### Recorded data
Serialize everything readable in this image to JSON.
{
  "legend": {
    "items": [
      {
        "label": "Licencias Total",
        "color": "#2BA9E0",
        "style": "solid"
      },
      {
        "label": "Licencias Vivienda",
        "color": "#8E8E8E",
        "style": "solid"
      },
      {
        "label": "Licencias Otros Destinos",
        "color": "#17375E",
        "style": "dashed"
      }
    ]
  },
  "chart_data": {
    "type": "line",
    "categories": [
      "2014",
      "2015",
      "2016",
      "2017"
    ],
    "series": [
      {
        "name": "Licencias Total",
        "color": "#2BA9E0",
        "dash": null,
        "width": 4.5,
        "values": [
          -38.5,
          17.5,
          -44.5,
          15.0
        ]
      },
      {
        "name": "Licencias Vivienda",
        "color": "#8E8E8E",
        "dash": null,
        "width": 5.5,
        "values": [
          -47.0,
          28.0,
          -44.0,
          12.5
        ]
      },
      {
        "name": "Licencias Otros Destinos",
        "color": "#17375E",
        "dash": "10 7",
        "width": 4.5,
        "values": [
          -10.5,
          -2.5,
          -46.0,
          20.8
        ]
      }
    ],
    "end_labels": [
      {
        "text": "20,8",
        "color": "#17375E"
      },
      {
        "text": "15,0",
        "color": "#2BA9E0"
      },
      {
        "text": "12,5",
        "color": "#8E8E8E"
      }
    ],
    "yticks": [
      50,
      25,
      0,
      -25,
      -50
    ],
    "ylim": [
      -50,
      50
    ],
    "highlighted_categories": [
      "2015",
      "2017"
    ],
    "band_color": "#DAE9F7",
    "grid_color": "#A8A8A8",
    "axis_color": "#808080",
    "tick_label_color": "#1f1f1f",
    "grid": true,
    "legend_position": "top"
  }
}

### Task requirements
Produce an exact copy of the whole listing.

### Complete output
Serialize everything readable in this image to JSON.
{
  "legend": {
    "items": [
      {
        "label": "Licencias Total",
        "color": "#2BA9E0",
        "style": "solid"
      },
      {
        "label": "Licencias Vivienda",
        "color": "#8E8E8E",
        "style": "solid"
      },
      {
        "label": "Licencias Otros Destinos",
        "color": "#17375E",
        "style": "dashed"
      }
    ]
  },
  "chart_data": {
    "type": "line",
    "categories": [
      "2014",
      "2015",
      "2016",
      "2017"
    ],
    "series": [
      {
        "name": "Licencias Total",
        "color": "#2BA9E0",
        "dash": null,
        "width": 4.5,
        "values": [
          -38.5,
          17.5,
          -44.5,
          15.0
        ]
      },
      {
        "name": "Licencias Vivienda",
        "color": "#8E8E8E",
        "dash": null,
        "width": 5.5,
        "values": [
          -47.0,
          28.0,
          -44.0,
          12.5
        ]
      },
      {
        "name": "Licencias Otros Destinos",
        "color": "#17375E",
        "dash": "10 7",
        "width": 4.5,
        "values": [
          -10.5,
          -2.5,
          -46.0,
          20.8
        ]
      }
    ],
    "end_labels": [
      {
        "text": "20,8",
        "color": "#17375E"
      },
      {
        "text": "15,0",
        "color": "#2BA9E0"
      },
      {
        "text": "12,5",
        "color": "#8E8E8E"
      }
    ],
    "yticks": [
      50,
      25,
      0,
      -25,
      -50
    ],
    "ylim": [
      -50,
      50
    ],
    "highlighted_categories": [
      "2015",
      "2017"
    ],
    "band_color": "#DAE9F7",
    "grid_color": "#A8A8A8",
    "axis_color": "#808080",
    "tick_label_color": "#1f1f1f",
    "grid": true,
    "legend_position": "top"
  }
}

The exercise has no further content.